EXERCISE DESCRIPTION: From the entries provided below, copy each line that contains the word "type".
** Start EXTRACTED INFORMATION **
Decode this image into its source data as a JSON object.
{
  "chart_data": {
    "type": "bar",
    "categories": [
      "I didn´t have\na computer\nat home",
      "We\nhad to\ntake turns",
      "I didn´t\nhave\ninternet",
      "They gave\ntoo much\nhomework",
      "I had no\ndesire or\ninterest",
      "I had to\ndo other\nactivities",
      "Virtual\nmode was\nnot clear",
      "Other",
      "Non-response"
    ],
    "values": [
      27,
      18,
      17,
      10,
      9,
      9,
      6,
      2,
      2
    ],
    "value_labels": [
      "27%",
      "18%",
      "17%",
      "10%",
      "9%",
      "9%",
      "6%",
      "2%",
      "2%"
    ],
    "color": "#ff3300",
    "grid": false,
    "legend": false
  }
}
** End EXTRACTED INFORMATION **
** Start EXTRACTED INFORMATION **
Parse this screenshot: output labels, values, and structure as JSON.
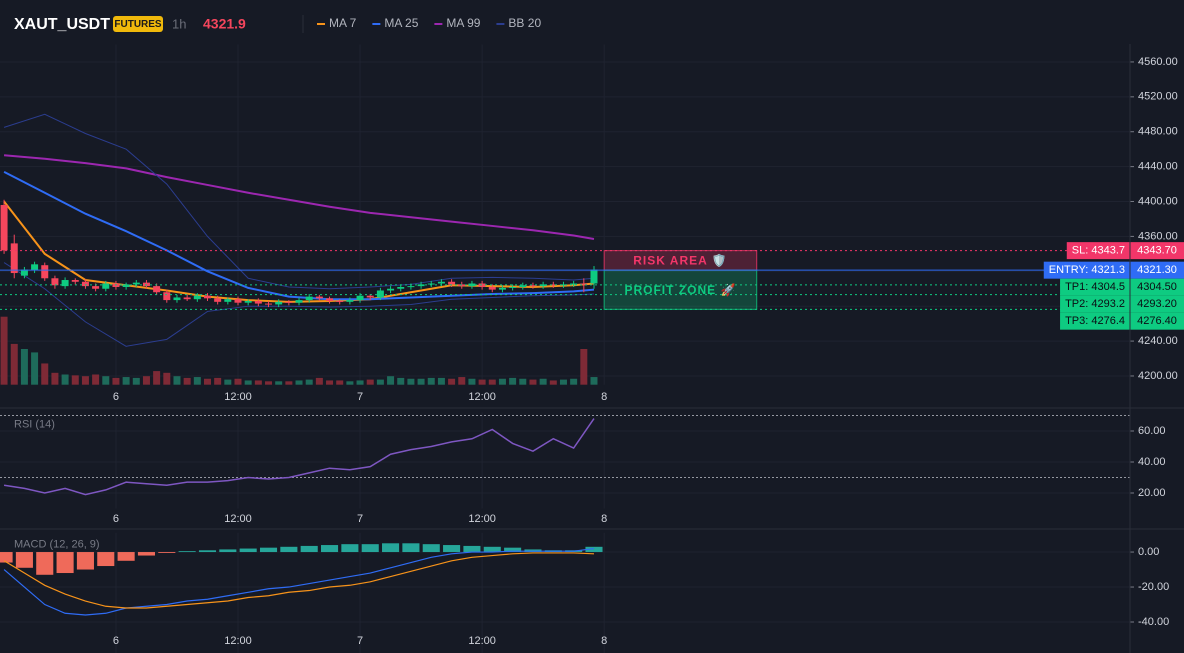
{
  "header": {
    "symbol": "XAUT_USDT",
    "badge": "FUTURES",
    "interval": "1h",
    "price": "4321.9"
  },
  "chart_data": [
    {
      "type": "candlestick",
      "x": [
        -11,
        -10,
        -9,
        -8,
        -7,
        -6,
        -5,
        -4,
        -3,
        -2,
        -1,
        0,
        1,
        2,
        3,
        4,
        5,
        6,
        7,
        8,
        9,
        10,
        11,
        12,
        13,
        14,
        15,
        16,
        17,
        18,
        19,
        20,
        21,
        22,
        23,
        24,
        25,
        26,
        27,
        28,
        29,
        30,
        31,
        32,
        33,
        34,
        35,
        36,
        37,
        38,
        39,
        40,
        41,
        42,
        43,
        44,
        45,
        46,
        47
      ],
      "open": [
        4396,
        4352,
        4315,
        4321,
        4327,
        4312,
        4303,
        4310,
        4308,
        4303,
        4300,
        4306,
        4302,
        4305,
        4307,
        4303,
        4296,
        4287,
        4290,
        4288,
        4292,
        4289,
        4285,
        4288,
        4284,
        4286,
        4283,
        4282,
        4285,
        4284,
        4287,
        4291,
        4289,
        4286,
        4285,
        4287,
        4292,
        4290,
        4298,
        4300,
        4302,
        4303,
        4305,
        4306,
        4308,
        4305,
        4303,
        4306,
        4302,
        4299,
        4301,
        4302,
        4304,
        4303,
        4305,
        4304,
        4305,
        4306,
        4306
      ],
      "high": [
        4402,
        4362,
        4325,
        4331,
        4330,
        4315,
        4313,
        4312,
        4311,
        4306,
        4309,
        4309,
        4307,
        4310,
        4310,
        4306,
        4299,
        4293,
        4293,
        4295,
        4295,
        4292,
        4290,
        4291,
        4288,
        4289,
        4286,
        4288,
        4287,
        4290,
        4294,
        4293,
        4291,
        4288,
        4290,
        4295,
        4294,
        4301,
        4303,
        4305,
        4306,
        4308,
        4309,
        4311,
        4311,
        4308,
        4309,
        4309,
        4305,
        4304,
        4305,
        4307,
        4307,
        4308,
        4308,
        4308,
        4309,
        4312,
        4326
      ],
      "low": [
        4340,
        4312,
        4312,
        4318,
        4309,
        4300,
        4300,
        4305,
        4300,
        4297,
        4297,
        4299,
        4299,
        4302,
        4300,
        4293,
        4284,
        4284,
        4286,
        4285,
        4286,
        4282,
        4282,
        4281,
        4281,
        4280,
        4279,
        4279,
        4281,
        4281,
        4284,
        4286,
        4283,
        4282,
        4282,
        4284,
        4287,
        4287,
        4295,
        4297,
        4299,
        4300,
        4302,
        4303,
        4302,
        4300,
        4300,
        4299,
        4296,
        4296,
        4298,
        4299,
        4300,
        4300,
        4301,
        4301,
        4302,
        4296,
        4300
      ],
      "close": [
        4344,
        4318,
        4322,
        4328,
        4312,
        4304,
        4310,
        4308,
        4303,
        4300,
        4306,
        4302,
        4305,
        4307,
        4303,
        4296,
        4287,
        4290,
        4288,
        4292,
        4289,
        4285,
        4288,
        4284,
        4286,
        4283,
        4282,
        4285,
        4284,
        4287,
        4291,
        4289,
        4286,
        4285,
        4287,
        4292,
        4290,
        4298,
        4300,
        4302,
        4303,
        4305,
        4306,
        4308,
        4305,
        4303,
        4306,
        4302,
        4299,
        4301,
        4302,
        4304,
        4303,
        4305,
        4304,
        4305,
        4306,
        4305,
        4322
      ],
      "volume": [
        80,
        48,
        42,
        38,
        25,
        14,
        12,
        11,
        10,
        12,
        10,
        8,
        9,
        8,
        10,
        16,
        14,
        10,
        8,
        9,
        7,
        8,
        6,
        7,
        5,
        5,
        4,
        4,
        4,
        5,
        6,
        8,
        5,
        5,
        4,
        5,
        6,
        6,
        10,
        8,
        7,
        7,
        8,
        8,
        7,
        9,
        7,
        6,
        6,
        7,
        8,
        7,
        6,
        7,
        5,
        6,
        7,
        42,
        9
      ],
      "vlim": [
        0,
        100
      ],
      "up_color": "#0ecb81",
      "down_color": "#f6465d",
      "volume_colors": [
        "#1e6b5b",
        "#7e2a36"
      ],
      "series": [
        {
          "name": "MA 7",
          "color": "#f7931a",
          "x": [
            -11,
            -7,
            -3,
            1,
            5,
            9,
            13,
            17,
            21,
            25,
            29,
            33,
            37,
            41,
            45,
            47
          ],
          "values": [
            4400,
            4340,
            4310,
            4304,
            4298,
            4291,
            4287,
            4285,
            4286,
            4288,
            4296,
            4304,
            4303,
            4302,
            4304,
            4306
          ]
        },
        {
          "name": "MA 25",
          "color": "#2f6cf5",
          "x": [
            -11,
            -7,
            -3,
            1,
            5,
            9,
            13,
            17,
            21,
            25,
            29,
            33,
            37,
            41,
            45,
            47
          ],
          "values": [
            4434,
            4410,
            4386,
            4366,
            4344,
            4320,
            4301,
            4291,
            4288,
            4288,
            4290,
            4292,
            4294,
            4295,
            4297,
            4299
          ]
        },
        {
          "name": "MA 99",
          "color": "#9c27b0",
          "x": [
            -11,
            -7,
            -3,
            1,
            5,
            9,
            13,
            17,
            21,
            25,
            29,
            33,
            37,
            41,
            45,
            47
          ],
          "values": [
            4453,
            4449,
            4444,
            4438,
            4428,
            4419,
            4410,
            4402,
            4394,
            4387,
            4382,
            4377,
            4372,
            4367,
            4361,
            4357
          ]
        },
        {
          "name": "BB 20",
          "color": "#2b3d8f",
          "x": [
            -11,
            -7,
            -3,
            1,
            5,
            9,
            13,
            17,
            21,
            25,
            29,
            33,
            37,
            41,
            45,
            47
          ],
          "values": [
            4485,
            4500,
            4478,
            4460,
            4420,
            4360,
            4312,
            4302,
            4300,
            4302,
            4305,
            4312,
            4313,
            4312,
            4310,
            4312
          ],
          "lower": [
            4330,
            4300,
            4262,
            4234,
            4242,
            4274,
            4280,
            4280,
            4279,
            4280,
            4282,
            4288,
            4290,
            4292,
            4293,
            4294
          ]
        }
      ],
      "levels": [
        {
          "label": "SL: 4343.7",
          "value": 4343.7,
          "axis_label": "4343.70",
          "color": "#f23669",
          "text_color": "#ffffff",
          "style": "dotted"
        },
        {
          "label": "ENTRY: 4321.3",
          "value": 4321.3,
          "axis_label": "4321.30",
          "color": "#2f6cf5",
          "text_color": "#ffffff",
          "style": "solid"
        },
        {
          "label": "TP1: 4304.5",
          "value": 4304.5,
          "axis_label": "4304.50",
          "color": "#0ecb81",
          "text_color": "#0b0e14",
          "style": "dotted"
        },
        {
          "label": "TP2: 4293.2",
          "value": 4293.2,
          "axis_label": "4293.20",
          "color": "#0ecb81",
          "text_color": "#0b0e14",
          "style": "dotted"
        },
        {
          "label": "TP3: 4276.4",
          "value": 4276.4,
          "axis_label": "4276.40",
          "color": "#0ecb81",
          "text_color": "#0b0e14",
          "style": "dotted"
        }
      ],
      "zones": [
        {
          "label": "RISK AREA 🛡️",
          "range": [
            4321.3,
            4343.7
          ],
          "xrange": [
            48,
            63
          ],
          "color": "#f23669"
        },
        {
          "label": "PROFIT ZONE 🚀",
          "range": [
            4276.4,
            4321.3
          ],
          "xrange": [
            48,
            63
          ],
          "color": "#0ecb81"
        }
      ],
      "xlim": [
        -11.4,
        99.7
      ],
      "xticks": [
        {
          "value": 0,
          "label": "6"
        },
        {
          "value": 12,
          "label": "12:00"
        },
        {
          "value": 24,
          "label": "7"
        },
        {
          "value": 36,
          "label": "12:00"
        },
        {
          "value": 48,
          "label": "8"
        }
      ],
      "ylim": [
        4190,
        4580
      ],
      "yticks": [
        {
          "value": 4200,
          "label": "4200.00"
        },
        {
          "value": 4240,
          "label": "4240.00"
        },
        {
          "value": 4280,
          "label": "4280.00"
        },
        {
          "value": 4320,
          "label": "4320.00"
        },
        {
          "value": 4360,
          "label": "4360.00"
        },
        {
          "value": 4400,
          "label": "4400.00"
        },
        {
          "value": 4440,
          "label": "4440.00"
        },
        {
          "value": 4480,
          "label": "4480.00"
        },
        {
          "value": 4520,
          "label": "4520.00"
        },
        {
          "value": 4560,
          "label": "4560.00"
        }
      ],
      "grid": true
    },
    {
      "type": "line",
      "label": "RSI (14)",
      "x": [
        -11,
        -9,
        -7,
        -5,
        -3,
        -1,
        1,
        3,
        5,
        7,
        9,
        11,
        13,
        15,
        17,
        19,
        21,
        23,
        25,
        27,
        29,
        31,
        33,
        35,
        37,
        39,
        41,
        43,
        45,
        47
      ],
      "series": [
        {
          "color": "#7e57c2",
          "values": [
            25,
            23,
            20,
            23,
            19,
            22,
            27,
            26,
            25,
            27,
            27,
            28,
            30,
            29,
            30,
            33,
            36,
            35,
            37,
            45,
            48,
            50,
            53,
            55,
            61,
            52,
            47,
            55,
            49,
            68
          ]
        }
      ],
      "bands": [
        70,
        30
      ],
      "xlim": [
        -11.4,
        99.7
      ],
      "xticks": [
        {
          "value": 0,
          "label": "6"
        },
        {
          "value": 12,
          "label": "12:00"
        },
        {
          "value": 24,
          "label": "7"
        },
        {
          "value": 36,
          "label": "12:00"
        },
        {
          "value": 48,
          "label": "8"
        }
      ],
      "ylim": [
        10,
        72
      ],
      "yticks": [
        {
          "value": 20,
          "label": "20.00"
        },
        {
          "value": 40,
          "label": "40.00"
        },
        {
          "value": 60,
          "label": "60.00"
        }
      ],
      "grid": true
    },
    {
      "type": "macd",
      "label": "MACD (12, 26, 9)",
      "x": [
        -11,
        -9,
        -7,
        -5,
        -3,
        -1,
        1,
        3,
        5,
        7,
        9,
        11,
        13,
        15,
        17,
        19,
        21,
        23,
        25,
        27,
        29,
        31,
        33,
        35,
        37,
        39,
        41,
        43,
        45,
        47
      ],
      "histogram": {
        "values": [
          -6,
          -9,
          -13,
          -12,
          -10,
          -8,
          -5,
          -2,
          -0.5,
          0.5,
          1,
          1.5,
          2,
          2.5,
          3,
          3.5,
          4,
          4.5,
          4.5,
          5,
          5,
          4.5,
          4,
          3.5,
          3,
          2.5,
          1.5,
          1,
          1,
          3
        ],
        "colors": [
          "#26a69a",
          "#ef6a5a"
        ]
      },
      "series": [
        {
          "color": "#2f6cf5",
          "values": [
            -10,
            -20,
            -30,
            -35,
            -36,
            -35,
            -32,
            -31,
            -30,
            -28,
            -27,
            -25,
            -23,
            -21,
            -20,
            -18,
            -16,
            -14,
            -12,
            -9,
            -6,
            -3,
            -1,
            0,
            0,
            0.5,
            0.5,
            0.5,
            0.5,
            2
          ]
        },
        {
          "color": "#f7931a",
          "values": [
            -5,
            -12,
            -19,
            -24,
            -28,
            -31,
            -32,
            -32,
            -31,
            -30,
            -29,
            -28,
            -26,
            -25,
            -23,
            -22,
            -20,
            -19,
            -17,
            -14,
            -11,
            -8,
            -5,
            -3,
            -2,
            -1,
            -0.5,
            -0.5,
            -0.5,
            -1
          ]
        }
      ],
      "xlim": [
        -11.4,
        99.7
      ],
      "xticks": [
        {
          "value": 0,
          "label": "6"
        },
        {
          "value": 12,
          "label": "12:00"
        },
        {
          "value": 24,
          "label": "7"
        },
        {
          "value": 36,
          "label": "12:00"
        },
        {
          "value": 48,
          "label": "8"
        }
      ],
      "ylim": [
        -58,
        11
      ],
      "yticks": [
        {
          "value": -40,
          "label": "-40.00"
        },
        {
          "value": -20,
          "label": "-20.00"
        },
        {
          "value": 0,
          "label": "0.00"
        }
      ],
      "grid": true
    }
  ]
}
** End EXTRACTED INFORMATION **
REPLY TO THE EXERCISE:
    "type": "bar",
      "type": "candlestick",
      "type": "line",
      "type": "macd",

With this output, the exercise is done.